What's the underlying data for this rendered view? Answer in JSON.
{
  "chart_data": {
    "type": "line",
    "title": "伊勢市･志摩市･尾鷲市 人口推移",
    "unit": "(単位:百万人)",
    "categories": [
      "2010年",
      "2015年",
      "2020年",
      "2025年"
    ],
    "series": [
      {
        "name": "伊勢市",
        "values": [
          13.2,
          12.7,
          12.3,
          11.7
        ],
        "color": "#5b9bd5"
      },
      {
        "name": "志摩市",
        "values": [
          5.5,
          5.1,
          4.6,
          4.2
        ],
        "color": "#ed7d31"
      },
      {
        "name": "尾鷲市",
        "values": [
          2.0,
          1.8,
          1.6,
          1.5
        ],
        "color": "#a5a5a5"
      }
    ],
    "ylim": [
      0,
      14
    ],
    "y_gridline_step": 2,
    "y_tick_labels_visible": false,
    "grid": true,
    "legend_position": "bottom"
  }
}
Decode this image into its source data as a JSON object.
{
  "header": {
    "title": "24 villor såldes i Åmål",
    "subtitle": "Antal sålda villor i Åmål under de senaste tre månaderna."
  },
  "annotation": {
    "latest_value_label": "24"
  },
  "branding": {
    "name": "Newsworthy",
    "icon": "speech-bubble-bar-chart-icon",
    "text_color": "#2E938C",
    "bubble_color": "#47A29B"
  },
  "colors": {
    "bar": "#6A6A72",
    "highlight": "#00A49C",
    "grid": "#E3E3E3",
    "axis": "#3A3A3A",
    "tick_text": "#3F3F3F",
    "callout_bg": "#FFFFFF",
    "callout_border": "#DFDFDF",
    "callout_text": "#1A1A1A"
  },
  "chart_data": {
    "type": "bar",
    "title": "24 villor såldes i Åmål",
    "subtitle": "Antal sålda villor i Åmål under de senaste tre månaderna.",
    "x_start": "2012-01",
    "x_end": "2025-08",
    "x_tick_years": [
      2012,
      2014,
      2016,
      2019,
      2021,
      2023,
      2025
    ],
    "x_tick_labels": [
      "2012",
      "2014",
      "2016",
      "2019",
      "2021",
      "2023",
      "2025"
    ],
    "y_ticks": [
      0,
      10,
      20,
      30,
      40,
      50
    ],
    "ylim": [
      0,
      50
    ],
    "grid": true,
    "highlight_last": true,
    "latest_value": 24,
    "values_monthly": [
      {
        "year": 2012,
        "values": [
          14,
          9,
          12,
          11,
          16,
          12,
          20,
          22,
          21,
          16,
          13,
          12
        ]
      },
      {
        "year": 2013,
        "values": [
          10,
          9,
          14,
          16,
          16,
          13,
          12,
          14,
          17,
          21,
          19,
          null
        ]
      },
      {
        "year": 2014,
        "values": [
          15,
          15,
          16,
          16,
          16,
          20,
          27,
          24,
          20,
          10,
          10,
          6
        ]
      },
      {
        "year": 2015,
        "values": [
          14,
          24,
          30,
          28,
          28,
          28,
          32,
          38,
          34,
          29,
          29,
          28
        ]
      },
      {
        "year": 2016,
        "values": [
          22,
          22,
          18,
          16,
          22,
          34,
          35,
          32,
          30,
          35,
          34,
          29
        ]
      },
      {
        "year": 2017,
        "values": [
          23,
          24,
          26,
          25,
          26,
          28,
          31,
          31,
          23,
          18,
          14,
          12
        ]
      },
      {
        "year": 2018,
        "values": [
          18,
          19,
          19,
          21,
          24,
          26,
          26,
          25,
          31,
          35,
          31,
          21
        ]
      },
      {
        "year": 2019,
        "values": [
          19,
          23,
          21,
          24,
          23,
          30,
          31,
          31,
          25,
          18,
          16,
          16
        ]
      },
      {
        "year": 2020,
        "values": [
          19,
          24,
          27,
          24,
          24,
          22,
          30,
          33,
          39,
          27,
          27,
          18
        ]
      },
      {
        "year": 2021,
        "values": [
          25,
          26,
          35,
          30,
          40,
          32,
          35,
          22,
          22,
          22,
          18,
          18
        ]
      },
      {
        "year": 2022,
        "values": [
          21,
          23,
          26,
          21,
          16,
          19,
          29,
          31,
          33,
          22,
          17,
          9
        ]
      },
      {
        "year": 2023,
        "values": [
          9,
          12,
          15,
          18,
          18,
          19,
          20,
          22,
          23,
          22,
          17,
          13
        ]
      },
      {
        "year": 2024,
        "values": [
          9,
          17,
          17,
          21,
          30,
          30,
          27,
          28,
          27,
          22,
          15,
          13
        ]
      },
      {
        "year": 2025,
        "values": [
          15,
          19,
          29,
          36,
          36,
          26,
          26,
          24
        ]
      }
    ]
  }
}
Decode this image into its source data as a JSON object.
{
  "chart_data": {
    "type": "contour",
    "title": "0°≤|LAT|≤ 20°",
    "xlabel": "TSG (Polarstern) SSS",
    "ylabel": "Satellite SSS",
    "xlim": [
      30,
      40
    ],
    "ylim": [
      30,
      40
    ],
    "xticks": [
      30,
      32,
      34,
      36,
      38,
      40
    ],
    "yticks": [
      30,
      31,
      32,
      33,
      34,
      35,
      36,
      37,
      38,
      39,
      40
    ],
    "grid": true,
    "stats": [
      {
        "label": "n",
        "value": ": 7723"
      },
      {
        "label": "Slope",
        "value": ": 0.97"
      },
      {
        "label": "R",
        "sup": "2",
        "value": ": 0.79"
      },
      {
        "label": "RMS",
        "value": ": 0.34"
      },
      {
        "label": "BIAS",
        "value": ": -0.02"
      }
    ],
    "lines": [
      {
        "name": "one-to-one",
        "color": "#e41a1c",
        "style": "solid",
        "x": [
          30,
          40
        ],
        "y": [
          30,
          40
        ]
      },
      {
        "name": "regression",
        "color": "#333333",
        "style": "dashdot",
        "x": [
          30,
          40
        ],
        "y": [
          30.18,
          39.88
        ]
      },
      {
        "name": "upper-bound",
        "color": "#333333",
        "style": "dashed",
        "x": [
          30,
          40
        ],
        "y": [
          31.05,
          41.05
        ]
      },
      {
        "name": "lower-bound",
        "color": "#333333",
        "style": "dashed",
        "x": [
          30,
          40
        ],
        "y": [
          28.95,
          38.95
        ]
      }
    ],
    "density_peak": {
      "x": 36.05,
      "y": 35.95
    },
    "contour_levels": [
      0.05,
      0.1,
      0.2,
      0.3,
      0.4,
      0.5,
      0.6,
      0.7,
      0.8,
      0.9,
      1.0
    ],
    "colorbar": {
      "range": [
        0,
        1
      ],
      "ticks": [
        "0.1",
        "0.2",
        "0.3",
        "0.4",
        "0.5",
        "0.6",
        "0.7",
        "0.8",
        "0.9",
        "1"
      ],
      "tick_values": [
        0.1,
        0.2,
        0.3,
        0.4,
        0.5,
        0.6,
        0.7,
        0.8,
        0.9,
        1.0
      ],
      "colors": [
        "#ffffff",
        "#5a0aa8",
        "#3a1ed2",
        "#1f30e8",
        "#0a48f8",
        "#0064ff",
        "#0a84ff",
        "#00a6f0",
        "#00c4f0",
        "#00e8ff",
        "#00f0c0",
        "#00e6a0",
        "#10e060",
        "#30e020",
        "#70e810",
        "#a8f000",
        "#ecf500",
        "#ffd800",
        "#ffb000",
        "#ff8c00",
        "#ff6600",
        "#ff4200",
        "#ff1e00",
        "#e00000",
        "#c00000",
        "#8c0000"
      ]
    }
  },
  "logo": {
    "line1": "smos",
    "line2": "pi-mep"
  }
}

EXERCISE GOAL: Each line of the material above needs to be quoted exactly, please.

OUTPUT OF THE EXERCISE:
What's the underlying data for this rendered view? Answer in JSON.
{
  "chart_data": {
    "type": "line",
    "title": "伊勢市･志摩市･尾鷲市 人口推移",
    "unit": "(単位:百万人)",
    "categories": [
      "2010年",
      "2015年",
      "2020年",
      "2025年"
    ],
    "series": [
      {
        "name": "伊勢市",
        "values": [
          13.2,
          12.7,
          12.3,
          11.7
        ],
        "color": "#5b9bd5"
      },
      {
        "name": "志摩市",
        "values": [
          5.5,
          5.1,
          4.6,
          4.2
        ],
        "color": "#ed7d31"
      },
      {
        "name": "尾鷲市",
        "values": [
          2.0,
          1.8,
          1.6,
          1.5
        ],
        "color": "#a5a5a5"
      }
    ],
    "ylim": [
      0,
      14
    ],
    "y_gridline_step": 2,
    "y_tick_labels_visible": false,
    "grid": true,
    "legend_position": "bottom"
  }
}
Decode this image into its source data as a JSON object.
{
  "header": {
    "title": "24 villor såldes i Åmål",
    "subtitle": "Antal sålda villor i Åmål under de senaste tre månaderna."
  },
  "annotation": {
    "latest_value_label": "24"
  },
  "branding": {
    "name": "Newsworthy",
    "icon": "speech-bubble-bar-chart-icon",
    "text_color": "#2E938C",
    "bubble_color": "#47A29B"
  },
  "colors": {
    "bar": "#6A6A72",
    "highlight": "#00A49C",
    "grid": "#E3E3E3",
    "axis": "#3A3A3A",
    "tick_text": "#3F3F3F",
    "callout_bg": "#FFFFFF",
    "callout_border": "#DFDFDF",
    "callout_text": "#1A1A1A"
  },
  "chart_data": {
    "type": "bar",
    "title": "24 villor såldes i Åmål",
    "subtitle": "Antal sålda villor i Åmål under de senaste tre månaderna.",
    "x_start": "2012-01",
    "x_end": "2025-08",
    "x_tick_years": [
      2012,
      2014,
      2016,
      2019,
      2021,
      2023,
      2025
    ],
    "x_tick_labels": [
      "2012",
      "2014",
      "2016",
      "2019",
      "2021",
      "2023",
      "2025"
    ],
    "y_ticks": [
      0,
      10,
      20,
      30,
      40,
      50
    ],
    "ylim": [
      0,
      50
    ],
    "grid": true,
    "highlight_last": true,
    "latest_value": 24,
    "values_monthly": [
      {
        "year": 2012,
        "values": [
          14,
          9,
          12,
          11,
          16,
          12,
          20,
          22,
          21,
          16,
          13,
          12
        ]
      },
      {
        "year": 2013,
        "values": [
          10,
          9,
          14,
          16,
          16,
          13,
          12,
          14,
          17,
          21,
          19,
          null
        ]
      },
      {
        "year": 2014,
        "values": [
          15,
          15,
          16,
          16,
          16,
          20,
          27,
          24,
          20,
          10,
          10,
          6
        ]
      },
      {
        "year": 2015,
        "values": [
          14,
          24,
          30,
          28,
          28,
          28,
          32,
          38,
          34,
          29,
          29,
          28
        ]
      },
      {
        "year": 2016,
        "values": [
          22,
          22,
          18,
          16,
          22,
          34,
          35,
          32,
          30,
          35,
          34,
          29
        ]
      },
      {
        "year": 2017,
        "values": [
          23,
          24,
          26,
          25,
          26,
          28,
          31,
          31,
          23,
          18,
          14,
          12
        ]
      },
      {
        "year": 2018,
        "values": [
          18,
          19,
          19,
          21,
          24,
          26,
          26,
          25,
          31,
          35,
          31,
          21
        ]
      },
      {
        "year": 2019,
        "values": [
          19,
          23,
          21,
          24,
          23,
          30,
          31,
          31,
          25,
          18,
          16,
          16
        ]
      },
      {
        "year": 2020,
        "values": [
          19,
          24,
          27,
          24,
          24,
          22,
          30,
          33,
          39,
          27,
          27,
          18
        ]
      },
      {
        "year": 2021,
        "values": [
          25,
          26,
          35,
          30,
          40,
          32,
          35,
          22,
          22,
          22,
          18,
          18
        ]
      },
      {
        "year": 2022,
        "values": [
          21,
          23,
          26,
          21,
          16,
          19,
          29,
          31,
          33,
          22,
          17,
          9
        ]
      },
      {
        "year": 2023,
        "values": [
          9,
          12,
          15,
          18,
          18,
          19,
          20,
          22,
          23,
          22,
          17,
          13
        ]
      },
      {
        "year": 2024,
        "values": [
          9,
          17,
          17,
          21,
          30,
          30,
          27,
          28,
          27,
          22,
          15,
          13
        ]
      },
      {
        "year": 2025,
        "values": [
          15,
          19,
          29,
          36,
          36,
          26,
          26,
          24
        ]
      }
    ]
  }
}
Decode this image into its source data as a JSON object.
{
  "chart_data": {
    "type": "contour",
    "title": "0°≤|LAT|≤ 20°",
    "xlabel": "TSG (Polarstern) SSS",
    "ylabel": "Satellite SSS",
    "xlim": [
      30,
      40
    ],
    "ylim": [
      30,
      40
    ],
    "xticks": [
      30,
      32,
      34,
      36,
      38,
      40
    ],
    "yticks": [
      30,
      31,
      32,
      33,
      34,
      35,
      36,
      37,
      38,
      39,
      40
    ],
    "grid": true,
    "stats": [
      {
        "label": "n",
        "value": ": 7723"
      },
      {
        "label": "Slope",
        "value": ": 0.97"
      },
      {
        "label": "R",
        "sup": "2",
        "value": ": 0.79"
      },
      {
        "label": "RMS",
        "value": ": 0.34"
      },
      {
        "label": "BIAS",
        "value": ": -0.02"
      }
    ],
    "lines": [
      {
        "name": "one-to-one",
        "color": "#e41a1c",
        "style": "solid",
        "x": [
          30,
          40
        ],
        "y": [
          30,
          40
        ]
      },
      {
        "name": "regression",
        "color": "#333333",
        "style": "dashdot",
        "x": [
          30,
          40
        ],
        "y": [
          30.18,
          39.88
        ]
      },
      {
        "name": "upper-bound",
        "color": "#333333",
        "style": "dashed",
        "x": [
          30,
          40
        ],
        "y": [
          31.05,
          41.05
        ]
      },
      {
        "name": "lower-bound",
        "color": "#333333",
        "style": "dashed",
        "x": [
          30,
          40
        ],
        "y": [
          28.95,
          38.95
        ]
      }
    ],
    "density_peak": {
      "x": 36.05,
      "y": 35.95
    },
    "contour_levels": [
      0.05,
      0.1,
      0.2,
      0.3,
      0.4,
      0.5,
      0.6,
      0.7,
      0.8,
      0.9,
      1.0
    ],
    "colorbar": {
      "range": [
        0,
        1
      ],
      "ticks": [
        "0.1",
        "0.2",
        "0.3",
        "0.4",
        "0.5",
        "0.6",
        "0.7",
        "0.8",
        "0.9",
        "1"
      ],
      "tick_values": [
        0.1,
        0.2,
        0.3,
        0.4,
        0.5,
        0.6,
        0.7,
        0.8,
        0.9,
        1.0
      ],
      "colors": [
        "#ffffff",
        "#5a0aa8",
        "#3a1ed2",
        "#1f30e8",
        "#0a48f8",
        "#0064ff",
        "#0a84ff",
        "#00a6f0",
        "#00c4f0",
        "#00e8ff",
        "#00f0c0",
        "#00e6a0",
        "#10e060",
        "#30e020",
        "#70e810",
        "#a8f000",
        "#ecf500",
        "#ffd800",
        "#ffb000",
        "#ff8c00",
        "#ff6600",
        "#ff4200",
        "#ff1e00",
        "#e00000",
        "#c00000",
        "#8c0000"
      ]
    }
  },
  "logo": {
    "line1": "smos",
    "line2": "pi-mep"
  }
}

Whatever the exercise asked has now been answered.